* Records to process *
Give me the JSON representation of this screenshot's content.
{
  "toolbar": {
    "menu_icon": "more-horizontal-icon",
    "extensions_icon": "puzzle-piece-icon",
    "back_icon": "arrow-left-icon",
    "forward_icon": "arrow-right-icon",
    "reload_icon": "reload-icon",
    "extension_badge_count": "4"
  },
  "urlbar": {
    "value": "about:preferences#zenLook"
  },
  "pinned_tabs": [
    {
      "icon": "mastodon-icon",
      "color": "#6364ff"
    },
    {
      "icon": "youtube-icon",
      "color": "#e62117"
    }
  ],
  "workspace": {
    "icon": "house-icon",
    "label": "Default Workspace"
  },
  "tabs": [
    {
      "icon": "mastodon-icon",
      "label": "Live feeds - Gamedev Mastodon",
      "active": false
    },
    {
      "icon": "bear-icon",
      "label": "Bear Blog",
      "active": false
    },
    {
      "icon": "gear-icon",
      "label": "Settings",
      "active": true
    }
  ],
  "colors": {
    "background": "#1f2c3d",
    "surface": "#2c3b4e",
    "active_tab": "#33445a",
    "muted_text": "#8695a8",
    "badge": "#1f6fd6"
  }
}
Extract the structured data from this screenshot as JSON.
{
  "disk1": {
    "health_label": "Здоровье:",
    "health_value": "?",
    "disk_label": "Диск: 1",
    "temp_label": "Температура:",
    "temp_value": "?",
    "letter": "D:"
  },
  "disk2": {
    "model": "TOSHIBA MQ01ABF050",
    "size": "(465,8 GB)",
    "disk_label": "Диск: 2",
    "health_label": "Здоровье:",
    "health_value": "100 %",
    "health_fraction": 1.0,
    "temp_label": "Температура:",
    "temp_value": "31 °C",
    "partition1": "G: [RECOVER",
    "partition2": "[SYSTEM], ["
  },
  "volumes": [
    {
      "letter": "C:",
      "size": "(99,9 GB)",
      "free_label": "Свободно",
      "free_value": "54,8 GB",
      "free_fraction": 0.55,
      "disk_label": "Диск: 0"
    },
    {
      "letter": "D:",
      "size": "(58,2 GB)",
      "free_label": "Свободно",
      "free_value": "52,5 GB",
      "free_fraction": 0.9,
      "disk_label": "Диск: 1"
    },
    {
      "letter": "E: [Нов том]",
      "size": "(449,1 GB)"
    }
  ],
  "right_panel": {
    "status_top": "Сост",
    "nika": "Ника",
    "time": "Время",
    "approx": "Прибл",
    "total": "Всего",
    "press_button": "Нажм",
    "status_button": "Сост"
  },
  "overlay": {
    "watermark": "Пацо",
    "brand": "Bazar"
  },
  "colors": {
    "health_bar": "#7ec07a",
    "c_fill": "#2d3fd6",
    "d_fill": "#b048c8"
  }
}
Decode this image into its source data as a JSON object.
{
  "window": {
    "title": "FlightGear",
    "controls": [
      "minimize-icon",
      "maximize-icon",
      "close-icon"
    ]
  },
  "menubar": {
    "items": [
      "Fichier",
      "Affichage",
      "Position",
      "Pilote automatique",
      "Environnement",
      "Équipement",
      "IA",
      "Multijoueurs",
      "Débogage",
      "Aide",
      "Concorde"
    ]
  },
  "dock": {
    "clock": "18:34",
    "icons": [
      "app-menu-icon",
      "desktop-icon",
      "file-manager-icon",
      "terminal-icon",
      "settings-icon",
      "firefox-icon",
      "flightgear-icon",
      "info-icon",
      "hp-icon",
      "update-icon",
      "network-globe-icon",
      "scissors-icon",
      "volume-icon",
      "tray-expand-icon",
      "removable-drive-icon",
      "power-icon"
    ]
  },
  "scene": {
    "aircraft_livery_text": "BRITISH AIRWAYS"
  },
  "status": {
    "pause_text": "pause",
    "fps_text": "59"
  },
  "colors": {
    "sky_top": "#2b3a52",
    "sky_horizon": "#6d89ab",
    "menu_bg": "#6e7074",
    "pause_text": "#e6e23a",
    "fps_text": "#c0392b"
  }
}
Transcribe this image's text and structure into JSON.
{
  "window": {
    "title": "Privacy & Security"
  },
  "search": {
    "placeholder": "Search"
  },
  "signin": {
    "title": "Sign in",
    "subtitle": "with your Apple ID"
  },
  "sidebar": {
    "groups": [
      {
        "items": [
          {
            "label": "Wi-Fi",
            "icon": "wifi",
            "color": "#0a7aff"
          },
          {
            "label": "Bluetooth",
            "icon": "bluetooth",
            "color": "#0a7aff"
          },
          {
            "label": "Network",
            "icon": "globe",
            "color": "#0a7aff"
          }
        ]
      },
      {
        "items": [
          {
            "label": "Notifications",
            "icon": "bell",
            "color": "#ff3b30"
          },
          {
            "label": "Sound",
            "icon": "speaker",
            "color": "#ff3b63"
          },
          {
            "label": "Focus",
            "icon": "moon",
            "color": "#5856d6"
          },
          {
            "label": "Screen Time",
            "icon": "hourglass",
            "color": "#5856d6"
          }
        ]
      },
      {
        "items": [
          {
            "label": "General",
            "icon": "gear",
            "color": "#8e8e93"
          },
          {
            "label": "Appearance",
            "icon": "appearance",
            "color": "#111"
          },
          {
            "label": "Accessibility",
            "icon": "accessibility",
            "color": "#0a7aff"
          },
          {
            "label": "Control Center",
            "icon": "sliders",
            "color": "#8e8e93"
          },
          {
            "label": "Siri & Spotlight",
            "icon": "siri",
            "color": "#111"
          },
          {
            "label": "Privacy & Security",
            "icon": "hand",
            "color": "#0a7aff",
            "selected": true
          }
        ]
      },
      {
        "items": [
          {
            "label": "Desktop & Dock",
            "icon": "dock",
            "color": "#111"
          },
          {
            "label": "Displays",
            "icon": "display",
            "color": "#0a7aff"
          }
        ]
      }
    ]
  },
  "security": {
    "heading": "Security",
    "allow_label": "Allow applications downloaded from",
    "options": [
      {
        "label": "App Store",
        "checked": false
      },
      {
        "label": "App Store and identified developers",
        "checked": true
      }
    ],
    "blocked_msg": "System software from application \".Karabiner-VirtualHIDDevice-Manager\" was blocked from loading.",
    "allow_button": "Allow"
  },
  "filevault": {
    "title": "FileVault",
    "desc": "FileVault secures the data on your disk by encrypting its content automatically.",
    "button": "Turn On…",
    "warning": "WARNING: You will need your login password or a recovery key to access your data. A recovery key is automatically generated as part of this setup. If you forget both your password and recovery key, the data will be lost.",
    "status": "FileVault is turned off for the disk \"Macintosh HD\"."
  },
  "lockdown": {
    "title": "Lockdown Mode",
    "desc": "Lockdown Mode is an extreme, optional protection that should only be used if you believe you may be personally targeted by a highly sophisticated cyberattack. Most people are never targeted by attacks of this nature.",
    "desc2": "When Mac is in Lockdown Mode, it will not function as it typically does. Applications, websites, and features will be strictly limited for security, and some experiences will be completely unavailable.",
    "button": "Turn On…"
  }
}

* Aim of the exercise *
All of the entries should be written out again exactly.

* Task solution *
Give me the JSON representation of this screenshot's content.
{
  "toolbar": {
    "menu_icon": "more-horizontal-icon",
    "extensions_icon": "puzzle-piece-icon",
    "back_icon": "arrow-left-icon",
    "forward_icon": "arrow-right-icon",
    "reload_icon": "reload-icon",
    "extension_badge_count": "4"
  },
  "urlbar": {
    "value": "about:preferences#zenLook"
  },
  "pinned_tabs": [
    {
      "icon": "mastodon-icon",
      "color": "#6364ff"
    },
    {
      "icon": "youtube-icon",
      "color": "#e62117"
    }
  ],
  "workspace": {
    "icon": "house-icon",
    "label": "Default Workspace"
  },
  "tabs": [
    {
      "icon": "mastodon-icon",
      "label": "Live feeds - Gamedev Mastodon",
      "active": false
    },
    {
      "icon": "bear-icon",
      "label": "Bear Blog",
      "active": false
    },
    {
      "icon": "gear-icon",
      "label": "Settings",
      "active": true
    }
  ],
  "colors": {
    "background": "#1f2c3d",
    "surface": "#2c3b4e",
    "active_tab": "#33445a",
    "muted_text": "#8695a8",
    "badge": "#1f6fd6"
  }
}
Extract the structured data from this screenshot as JSON.
{
  "disk1": {
    "health_label": "Здоровье:",
    "health_value": "?",
    "disk_label": "Диск: 1",
    "temp_label": "Температура:",
    "temp_value": "?",
    "letter": "D:"
  },
  "disk2": {
    "model": "TOSHIBA MQ01ABF050",
    "size": "(465,8 GB)",
    "disk_label": "Диск: 2",
    "health_label": "Здоровье:",
    "health_value": "100 %",
    "health_fraction": 1.0,
    "temp_label": "Температура:",
    "temp_value": "31 °C",
    "partition1": "G: [RECOVER",
    "partition2": "[SYSTEM], ["
  },
  "volumes": [
    {
      "letter": "C:",
      "size": "(99,9 GB)",
      "free_label": "Свободно",
      "free_value": "54,8 GB",
      "free_fraction": 0.55,
      "disk_label": "Диск: 0"
    },
    {
      "letter": "D:",
      "size": "(58,2 GB)",
      "free_label": "Свободно",
      "free_value": "52,5 GB",
      "free_fraction": 0.9,
      "disk_label": "Диск: 1"
    },
    {
      "letter": "E: [Нов том]",
      "size": "(449,1 GB)"
    }
  ],
  "right_panel": {
    "status_top": "Сост",
    "nika": "Ника",
    "time": "Время",
    "approx": "Прибл",
    "total": "Всего",
    "press_button": "Нажм",
    "status_button": "Сост"
  },
  "overlay": {
    "watermark": "Пацо",
    "brand": "Bazar"
  },
  "colors": {
    "health_bar": "#7ec07a",
    "c_fill": "#2d3fd6",
    "d_fill": "#b048c8"
  }
}
Decode this image into its source data as a JSON object.
{
  "window": {
    "title": "FlightGear",
    "controls": [
      "minimize-icon",
      "maximize-icon",
      "close-icon"
    ]
  },
  "menubar": {
    "items": [
      "Fichier",
      "Affichage",
      "Position",
      "Pilote automatique",
      "Environnement",
      "Équipement",
      "IA",
      "Multijoueurs",
      "Débogage",
      "Aide",
      "Concorde"
    ]
  },
  "dock": {
    "clock": "18:34",
    "icons": [
      "app-menu-icon",
      "desktop-icon",
      "file-manager-icon",
      "terminal-icon",
      "settings-icon",
      "firefox-icon",
      "flightgear-icon",
      "info-icon",
      "hp-icon",
      "update-icon",
      "network-globe-icon",
      "scissors-icon",
      "volume-icon",
      "tray-expand-icon",
      "removable-drive-icon",
      "power-icon"
    ]
  },
  "scene": {
    "aircraft_livery_text": "BRITISH AIRWAYS"
  },
  "status": {
    "pause_text": "pause",
    "fps_text": "59"
  },
  "colors": {
    "sky_top": "#2b3a52",
    "sky_horizon": "#6d89ab",
    "menu_bg": "#6e7074",
    "pause_text": "#e6e23a",
    "fps_text": "#c0392b"
  }
}
Transcribe this image's text and structure into JSON.
{
  "window": {
    "title": "Privacy & Security"
  },
  "search": {
    "placeholder": "Search"
  },
  "signin": {
    "title": "Sign in",
    "subtitle": "with your Apple ID"
  },
  "sidebar": {
    "groups": [
      {
        "items": [
          {
            "label": "Wi-Fi",
            "icon": "wifi",
            "color": "#0a7aff"
          },
          {
            "label": "Bluetooth",
            "icon": "bluetooth",
            "color": "#0a7aff"
          },
          {
            "label": "Network",
            "icon": "globe",
            "color": "#0a7aff"
          }
        ]
      },
      {
        "items": [
          {
            "label": "Notifications",
            "icon": "bell",
            "color": "#ff3b30"
          },
          {
            "label": "Sound",
            "icon": "speaker",
            "color": "#ff3b63"
          },
          {
            "label": "Focus",
            "icon": "moon",
            "color": "#5856d6"
          },
          {
            "label": "Screen Time",
            "icon": "hourglass",
            "color": "#5856d6"
          }
        ]
      },
      {
        "items": [
          {
            "label": "General",
            "icon": "gear",
            "color": "#8e8e93"
          },
          {
            "label": "Appearance",
            "icon": "appearance",
            "color": "#111"
          },
          {
            "label": "Accessibility",
            "icon": "accessibility",
            "color": "#0a7aff"
          },
          {
            "label": "Control Center",
            "icon": "sliders",
            "color": "#8e8e93"
          },
          {
            "label": "Siri & Spotlight",
            "icon": "siri",
            "color": "#111"
          },
          {
            "label": "Privacy & Security",
            "icon": "hand",
            "color": "#0a7aff",
            "selected": true
          }
        ]
      },
      {
        "items": [
          {
            "label": "Desktop & Dock",
            "icon": "dock",
            "color": "#111"
          },
          {
            "label": "Displays",
            "icon": "display",
            "color": "#0a7aff"
          }
        ]
      }
    ]
  },
  "security": {
    "heading": "Security",
    "allow_label": "Allow applications downloaded from",
    "options": [
      {
        "label": "App Store",
        "checked": false
      },
      {
        "label": "App Store and identified developers",
        "checked": true
      }
    ],
    "blocked_msg": "System software from application \".Karabiner-VirtualHIDDevice-Manager\" was blocked from loading.",
    "allow_button": "Allow"
  },
  "filevault": {
    "title": "FileVault",
    "desc": "FileVault secures the data on your disk by encrypting its content automatically.",
    "button": "Turn On…",
    "warning": "WARNING: You will need your login password or a recovery key to access your data. A recovery key is automatically generated as part of this setup. If you forget both your password and recovery key, the data will be lost.",
    "status": "FileVault is turned off for the disk \"Macintosh HD\"."
  },
  "lockdown": {
    "title": "Lockdown Mode",
    "desc": "Lockdown Mode is an extreme, optional protection that should only be used if you believe you may be personally targeted by a highly sophisticated cyberattack. Most people are never targeted by attacks of this nature.",
    "desc2": "When Mac is in Lockdown Mode, it will not function as it typically does. Applications, websites, and features will be strictly limited for security, and some experiences will be completely unavailable.",
    "button": "Turn On…"
  }
}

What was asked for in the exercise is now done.